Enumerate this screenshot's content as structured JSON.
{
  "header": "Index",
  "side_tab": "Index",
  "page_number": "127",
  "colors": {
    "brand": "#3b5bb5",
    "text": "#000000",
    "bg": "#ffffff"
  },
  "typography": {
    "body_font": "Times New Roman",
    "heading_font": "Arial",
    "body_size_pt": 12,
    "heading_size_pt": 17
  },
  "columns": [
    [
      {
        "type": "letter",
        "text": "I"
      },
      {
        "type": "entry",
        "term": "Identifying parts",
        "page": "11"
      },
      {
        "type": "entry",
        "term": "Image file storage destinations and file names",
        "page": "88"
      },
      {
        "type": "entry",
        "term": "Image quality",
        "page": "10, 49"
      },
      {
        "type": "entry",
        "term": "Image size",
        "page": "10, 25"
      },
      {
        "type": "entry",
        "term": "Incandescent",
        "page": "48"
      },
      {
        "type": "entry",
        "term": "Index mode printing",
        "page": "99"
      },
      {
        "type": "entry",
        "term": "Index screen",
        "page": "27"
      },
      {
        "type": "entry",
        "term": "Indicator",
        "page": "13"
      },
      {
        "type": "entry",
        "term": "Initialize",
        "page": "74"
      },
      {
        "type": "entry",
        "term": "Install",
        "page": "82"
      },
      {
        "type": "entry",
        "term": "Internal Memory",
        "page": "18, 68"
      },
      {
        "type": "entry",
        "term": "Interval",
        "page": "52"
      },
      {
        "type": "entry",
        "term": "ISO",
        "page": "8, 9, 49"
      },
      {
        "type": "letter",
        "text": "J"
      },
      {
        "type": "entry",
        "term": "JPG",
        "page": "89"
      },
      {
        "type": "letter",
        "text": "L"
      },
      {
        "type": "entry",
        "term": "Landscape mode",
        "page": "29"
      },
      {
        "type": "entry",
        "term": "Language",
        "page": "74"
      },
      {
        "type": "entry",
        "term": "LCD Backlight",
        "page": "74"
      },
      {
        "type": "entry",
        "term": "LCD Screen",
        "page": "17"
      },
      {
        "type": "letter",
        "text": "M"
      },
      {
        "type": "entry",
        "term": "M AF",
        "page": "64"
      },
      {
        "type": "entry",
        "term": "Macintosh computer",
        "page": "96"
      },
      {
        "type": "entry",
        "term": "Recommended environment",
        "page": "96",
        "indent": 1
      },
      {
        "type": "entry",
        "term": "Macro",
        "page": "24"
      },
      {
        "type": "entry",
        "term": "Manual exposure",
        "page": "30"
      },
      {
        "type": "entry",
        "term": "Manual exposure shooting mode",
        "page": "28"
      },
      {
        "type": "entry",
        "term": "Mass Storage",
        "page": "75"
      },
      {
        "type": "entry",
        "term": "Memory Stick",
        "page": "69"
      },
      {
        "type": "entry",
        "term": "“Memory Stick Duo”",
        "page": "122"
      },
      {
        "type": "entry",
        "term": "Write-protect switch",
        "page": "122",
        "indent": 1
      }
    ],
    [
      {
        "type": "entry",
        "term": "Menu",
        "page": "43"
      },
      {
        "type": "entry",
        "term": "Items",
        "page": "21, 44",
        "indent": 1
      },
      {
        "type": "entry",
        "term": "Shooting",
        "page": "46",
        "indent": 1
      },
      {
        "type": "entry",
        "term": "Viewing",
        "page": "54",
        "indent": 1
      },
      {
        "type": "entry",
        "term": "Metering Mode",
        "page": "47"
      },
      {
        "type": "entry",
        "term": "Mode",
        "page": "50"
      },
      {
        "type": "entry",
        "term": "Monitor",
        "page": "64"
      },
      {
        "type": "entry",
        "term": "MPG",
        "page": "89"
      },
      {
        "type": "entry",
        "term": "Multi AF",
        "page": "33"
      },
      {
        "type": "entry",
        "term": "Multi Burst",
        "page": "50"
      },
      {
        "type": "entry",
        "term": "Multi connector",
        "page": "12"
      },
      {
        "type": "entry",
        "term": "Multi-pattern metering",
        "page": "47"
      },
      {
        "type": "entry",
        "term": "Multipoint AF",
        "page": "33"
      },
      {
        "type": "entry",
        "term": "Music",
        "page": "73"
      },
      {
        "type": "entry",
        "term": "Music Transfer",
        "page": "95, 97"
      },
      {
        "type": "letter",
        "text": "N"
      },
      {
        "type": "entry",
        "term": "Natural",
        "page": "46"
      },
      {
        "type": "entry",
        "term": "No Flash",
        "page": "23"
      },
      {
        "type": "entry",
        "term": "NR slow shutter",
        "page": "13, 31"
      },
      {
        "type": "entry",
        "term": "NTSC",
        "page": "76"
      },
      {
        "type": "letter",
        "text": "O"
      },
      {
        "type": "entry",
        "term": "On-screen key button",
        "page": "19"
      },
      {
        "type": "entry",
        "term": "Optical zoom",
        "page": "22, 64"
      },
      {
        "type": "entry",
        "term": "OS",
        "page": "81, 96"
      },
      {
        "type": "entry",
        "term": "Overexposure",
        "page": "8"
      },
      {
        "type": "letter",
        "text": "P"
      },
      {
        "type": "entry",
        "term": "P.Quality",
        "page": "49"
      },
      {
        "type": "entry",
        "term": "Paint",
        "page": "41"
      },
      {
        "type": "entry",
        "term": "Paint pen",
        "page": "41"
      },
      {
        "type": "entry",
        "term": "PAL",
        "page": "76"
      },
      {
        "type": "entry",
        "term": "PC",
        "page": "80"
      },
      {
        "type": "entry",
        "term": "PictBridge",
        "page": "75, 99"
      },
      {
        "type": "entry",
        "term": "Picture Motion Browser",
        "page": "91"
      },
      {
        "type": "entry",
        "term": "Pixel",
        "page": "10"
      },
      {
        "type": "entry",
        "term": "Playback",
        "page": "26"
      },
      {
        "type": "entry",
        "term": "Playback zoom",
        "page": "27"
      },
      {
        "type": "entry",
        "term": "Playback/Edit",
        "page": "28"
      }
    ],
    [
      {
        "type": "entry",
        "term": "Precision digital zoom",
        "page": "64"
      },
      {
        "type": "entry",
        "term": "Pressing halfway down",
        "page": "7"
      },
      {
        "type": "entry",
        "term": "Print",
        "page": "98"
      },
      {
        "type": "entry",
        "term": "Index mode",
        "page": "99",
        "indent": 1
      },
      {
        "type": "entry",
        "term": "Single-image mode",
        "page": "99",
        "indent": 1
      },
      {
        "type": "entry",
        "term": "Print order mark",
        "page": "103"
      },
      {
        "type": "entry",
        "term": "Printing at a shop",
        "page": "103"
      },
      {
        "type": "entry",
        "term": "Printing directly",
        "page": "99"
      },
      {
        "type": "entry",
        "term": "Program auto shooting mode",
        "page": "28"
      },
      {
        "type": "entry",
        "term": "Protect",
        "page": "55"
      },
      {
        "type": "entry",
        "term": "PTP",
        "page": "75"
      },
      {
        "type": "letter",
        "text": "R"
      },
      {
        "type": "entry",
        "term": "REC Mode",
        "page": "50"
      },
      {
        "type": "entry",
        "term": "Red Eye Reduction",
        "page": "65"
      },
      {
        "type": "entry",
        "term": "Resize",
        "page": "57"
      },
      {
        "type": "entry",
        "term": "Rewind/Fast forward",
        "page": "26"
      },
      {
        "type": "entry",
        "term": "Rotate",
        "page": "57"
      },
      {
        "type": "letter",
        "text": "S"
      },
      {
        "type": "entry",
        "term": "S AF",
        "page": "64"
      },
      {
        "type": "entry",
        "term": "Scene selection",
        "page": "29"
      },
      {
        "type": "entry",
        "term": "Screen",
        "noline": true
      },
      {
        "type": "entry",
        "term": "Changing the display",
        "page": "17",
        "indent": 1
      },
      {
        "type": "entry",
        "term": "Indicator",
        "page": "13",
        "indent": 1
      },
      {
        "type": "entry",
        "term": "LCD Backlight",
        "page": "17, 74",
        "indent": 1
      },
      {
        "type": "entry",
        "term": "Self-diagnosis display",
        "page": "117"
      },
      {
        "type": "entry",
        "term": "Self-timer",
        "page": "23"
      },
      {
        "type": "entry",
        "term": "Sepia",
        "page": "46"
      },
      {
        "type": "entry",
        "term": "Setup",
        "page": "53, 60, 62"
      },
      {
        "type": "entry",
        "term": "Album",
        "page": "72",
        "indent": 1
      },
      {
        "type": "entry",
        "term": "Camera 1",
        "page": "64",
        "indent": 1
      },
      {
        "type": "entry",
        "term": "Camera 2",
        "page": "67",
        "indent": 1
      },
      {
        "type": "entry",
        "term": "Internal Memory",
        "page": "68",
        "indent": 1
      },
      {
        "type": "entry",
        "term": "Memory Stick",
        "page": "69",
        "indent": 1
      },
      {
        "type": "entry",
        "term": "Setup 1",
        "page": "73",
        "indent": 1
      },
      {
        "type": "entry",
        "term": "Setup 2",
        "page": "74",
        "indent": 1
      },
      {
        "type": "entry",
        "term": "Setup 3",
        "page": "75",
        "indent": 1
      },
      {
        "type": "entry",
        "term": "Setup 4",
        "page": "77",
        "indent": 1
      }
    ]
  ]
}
----
Check the records above line by line and tally those holding the string "Manual". Answer with the number only.

- **Complete answer**
2